GIVEN PROBLEM: Set the following entries down again exactly, line by line.

DATA ROWS:

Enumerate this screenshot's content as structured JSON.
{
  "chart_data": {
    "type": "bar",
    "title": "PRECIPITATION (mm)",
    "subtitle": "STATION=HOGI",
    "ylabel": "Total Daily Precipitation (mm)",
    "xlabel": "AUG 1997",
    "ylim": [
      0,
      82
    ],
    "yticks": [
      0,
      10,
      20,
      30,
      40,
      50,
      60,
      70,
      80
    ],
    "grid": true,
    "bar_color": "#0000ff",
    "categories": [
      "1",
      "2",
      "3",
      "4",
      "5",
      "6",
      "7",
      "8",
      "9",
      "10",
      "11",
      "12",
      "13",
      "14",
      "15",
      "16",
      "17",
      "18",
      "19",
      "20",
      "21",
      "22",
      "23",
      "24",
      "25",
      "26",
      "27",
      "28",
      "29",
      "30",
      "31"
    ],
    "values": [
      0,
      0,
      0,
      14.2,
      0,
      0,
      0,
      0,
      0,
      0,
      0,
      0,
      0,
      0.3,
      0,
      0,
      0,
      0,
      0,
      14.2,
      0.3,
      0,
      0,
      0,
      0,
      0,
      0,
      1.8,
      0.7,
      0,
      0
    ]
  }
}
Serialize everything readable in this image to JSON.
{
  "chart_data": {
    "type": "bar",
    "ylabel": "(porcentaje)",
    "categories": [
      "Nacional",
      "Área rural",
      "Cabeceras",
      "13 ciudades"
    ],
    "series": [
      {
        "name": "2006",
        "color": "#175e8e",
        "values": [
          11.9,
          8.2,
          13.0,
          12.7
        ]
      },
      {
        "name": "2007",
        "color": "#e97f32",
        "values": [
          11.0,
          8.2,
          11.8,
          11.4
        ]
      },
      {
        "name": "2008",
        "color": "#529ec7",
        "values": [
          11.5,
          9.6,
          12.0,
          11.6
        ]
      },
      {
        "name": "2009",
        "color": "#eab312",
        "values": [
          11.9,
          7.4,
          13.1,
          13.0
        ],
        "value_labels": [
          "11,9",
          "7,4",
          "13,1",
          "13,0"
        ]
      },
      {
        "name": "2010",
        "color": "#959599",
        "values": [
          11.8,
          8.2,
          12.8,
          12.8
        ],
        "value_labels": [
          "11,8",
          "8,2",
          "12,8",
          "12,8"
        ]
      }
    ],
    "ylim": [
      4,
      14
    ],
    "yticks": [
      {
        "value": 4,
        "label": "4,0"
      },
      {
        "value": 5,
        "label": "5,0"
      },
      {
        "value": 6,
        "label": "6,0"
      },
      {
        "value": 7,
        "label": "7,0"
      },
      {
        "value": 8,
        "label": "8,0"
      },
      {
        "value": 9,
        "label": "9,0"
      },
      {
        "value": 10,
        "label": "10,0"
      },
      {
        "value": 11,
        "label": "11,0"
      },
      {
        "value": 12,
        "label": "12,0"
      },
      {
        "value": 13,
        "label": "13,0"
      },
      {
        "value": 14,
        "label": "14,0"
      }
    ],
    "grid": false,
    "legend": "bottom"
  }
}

FULL ANSWER:
Enumerate this screenshot's content as structured JSON.
{
  "chart_data": {
    "type": "bar",
    "title": "PRECIPITATION (mm)",
    "subtitle": "STATION=HOGI",
    "ylabel": "Total Daily Precipitation (mm)",
    "xlabel": "AUG 1997",
    "ylim": [
      0,
      82
    ],
    "yticks": [
      0,
      10,
      20,
      30,
      40,
      50,
      60,
      70,
      80
    ],
    "grid": true,
    "bar_color": "#0000ff",
    "categories": [
      "1",
      "2",
      "3",
      "4",
      "5",
      "6",
      "7",
      "8",
      "9",
      "10",
      "11",
      "12",
      "13",
      "14",
      "15",
      "16",
      "17",
      "18",
      "19",
      "20",
      "21",
      "22",
      "23",
      "24",
      "25",
      "26",
      "27",
      "28",
      "29",
      "30",
      "31"
    ],
    "values": [
      0,
      0,
      0,
      14.2,
      0,
      0,
      0,
      0,
      0,
      0,
      0,
      0,
      0,
      0.3,
      0,
      0,
      0,
      0,
      0,
      14.2,
      0.3,
      0,
      0,
      0,
      0,
      0,
      0,
      1.8,
      0.7,
      0,
      0
    ]
  }
}
Serialize everything readable in this image to JSON.
{
  "chart_data": {
    "type": "bar",
    "ylabel": "(porcentaje)",
    "categories": [
      "Nacional",
      "Área rural",
      "Cabeceras",
      "13 ciudades"
    ],
    "series": [
      {
        "name": "2006",
        "color": "#175e8e",
        "values": [
          11.9,
          8.2,
          13.0,
          12.7
        ]
      },
      {
        "name": "2007",
        "color": "#e97f32",
        "values": [
          11.0,
          8.2,
          11.8,
          11.4
        ]
      },
      {
        "name": "2008",
        "color": "#529ec7",
        "values": [
          11.5,
          9.6,
          12.0,
          11.6
        ]
      },
      {
        "name": "2009",
        "color": "#eab312",
        "values": [
          11.9,
          7.4,
          13.1,
          13.0
        ],
        "value_labels": [
          "11,9",
          "7,4",
          "13,1",
          "13,0"
        ]
      },
      {
        "name": "2010",
        "color": "#959599",
        "values": [
          11.8,
          8.2,
          12.8,
          12.8
        ],
        "value_labels": [
          "11,8",
          "8,2",
          "12,8",
          "12,8"
        ]
      }
    ],
    "ylim": [
      4,
      14
    ],
    "yticks": [
      {
        "value": 4,
        "label": "4,0"
      },
      {
        "value": 5,
        "label": "5,0"
      },
      {
        "value": 6,
        "label": "6,0"
      },
      {
        "value": 7,
        "label": "7,0"
      },
      {
        "value": 8,
        "label": "8,0"
      },
      {
        "value": 9,
        "label": "9,0"
      },
      {
        "value": 10,
        "label": "10,0"
      },
      {
        "value": 11,
        "label": "11,0"
      },
      {
        "value": 12,
        "label": "12,0"
      },
      {
        "value": 13,
        "label": "13,0"
      },
      {
        "value": 14,
        "label": "14,0"
      }
    ],
    "grid": false,
    "legend": "bottom"
  }
}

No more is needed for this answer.